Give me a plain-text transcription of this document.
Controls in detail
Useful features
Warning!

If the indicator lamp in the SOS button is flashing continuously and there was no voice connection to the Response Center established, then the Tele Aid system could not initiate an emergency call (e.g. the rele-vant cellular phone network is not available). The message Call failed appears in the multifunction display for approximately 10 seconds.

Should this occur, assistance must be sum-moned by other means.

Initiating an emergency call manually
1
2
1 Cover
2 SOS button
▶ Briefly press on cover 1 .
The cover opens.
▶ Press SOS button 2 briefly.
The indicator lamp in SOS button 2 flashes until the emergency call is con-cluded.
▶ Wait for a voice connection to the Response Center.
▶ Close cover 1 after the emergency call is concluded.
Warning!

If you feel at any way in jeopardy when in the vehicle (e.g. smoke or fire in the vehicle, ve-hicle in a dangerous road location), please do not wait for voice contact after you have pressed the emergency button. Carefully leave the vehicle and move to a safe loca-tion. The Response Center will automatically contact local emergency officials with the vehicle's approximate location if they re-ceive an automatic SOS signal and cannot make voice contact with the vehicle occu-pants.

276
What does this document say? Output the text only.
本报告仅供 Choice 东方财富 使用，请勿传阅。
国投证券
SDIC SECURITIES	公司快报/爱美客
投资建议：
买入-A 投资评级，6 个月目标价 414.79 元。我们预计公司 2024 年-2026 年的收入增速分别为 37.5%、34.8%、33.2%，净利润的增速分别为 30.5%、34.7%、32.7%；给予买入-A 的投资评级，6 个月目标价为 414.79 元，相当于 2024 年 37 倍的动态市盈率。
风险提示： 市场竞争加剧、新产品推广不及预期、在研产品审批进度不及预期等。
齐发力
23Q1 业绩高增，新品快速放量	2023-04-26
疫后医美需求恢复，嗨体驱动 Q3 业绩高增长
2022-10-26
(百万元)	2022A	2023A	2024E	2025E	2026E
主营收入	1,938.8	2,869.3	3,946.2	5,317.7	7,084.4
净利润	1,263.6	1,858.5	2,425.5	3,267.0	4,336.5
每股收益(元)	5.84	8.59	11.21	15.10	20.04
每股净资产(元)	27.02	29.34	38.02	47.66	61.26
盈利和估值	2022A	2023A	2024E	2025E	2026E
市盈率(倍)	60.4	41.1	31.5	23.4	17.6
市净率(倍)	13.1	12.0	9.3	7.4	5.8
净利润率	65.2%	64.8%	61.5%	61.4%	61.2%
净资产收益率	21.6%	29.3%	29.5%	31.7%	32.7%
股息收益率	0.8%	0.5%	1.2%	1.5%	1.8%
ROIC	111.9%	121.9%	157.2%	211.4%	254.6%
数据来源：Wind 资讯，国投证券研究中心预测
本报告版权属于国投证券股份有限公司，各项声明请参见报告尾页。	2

Your task: All of the data shown above must be copied exactly.

Exercise result:
Give me a plain-text transcription of this document.
Controls in detail
Useful features
Warning!

If the indicator lamp in the SOS button is flashing continuously and there was no voice connection to the Response Center established, then the Tele Aid system could not initiate an emergency call (e.g. the rele-vant cellular phone network is not available). The message Call failed appears in the multifunction display for approximately 10 seconds.

Should this occur, assistance must be sum-moned by other means.

Initiating an emergency call manually
1
2
1 Cover
2 SOS button
▶ Briefly press on cover 1 .
The cover opens.
▶ Press SOS button 2 briefly.
The indicator lamp in SOS button 2 flashes until the emergency call is con-cluded.
▶ Wait for a voice connection to the Response Center.
▶ Close cover 1 after the emergency call is concluded.
Warning!

If you feel at any way in jeopardy when in the vehicle (e.g. smoke or fire in the vehicle, ve-hicle in a dangerous road location), please do not wait for voice contact after you have pressed the emergency button. Carefully leave the vehicle and move to a safe loca-tion. The Response Center will automatically contact local emergency officials with the vehicle's approximate location if they re-ceive an automatic SOS signal and cannot make voice contact with the vehicle occu-pants.

276
What does this document say? Output the text only.
本报告仅供 Choice 东方财富 使用，请勿传阅。
国投证券
SDIC SECURITIES	公司快报/爱美客
投资建议：
买入-A 投资评级，6 个月目标价 414.79 元。我们预计公司 2024 年-2026 年的收入增速分别为 37.5%、34.8%、33.2%，净利润的增速分别为 30.5%、34.7%、32.7%；给予买入-A 的投资评级，6 个月目标价为 414.79 元，相当于 2024 年 37 倍的动态市盈率。
风险提示： 市场竞争加剧、新产品推广不及预期、在研产品审批进度不及预期等。
齐发力
23Q1 业绩高增，新品快速放量	2023-04-26
疫后医美需求恢复，嗨体驱动 Q3 业绩高增长
2022-10-26
(百万元)	2022A	2023A	2024E	2025E	2026E
主营收入	1,938.8	2,869.3	3,946.2	5,317.7	7,084.4
净利润	1,263.6	1,858.5	2,425.5	3,267.0	4,336.5
每股收益(元)	5.84	8.59	11.21	15.10	20.04
每股净资产(元)	27.02	29.34	38.02	47.66	61.26
盈利和估值	2022A	2023A	2024E	2025E	2026E
市盈率(倍)	60.4	41.1	31.5	23.4	17.6
市净率(倍)	13.1	12.0	9.3	7.4	5.8
净利润率	65.2%	64.8%	61.5%	61.4%	61.2%
净资产收益率	21.6%	29.3%	29.5%	31.7%	32.7%
股息收益率	0.8%	0.5%	1.2%	1.5%	1.8%
ROIC	111.9%	121.9%	157.2%	211.4%	254.6%
数据来源：Wind 资讯，国投证券研究中心预测
本报告版权属于国投证券股份有限公司，各项声明请参见报告尾页。	2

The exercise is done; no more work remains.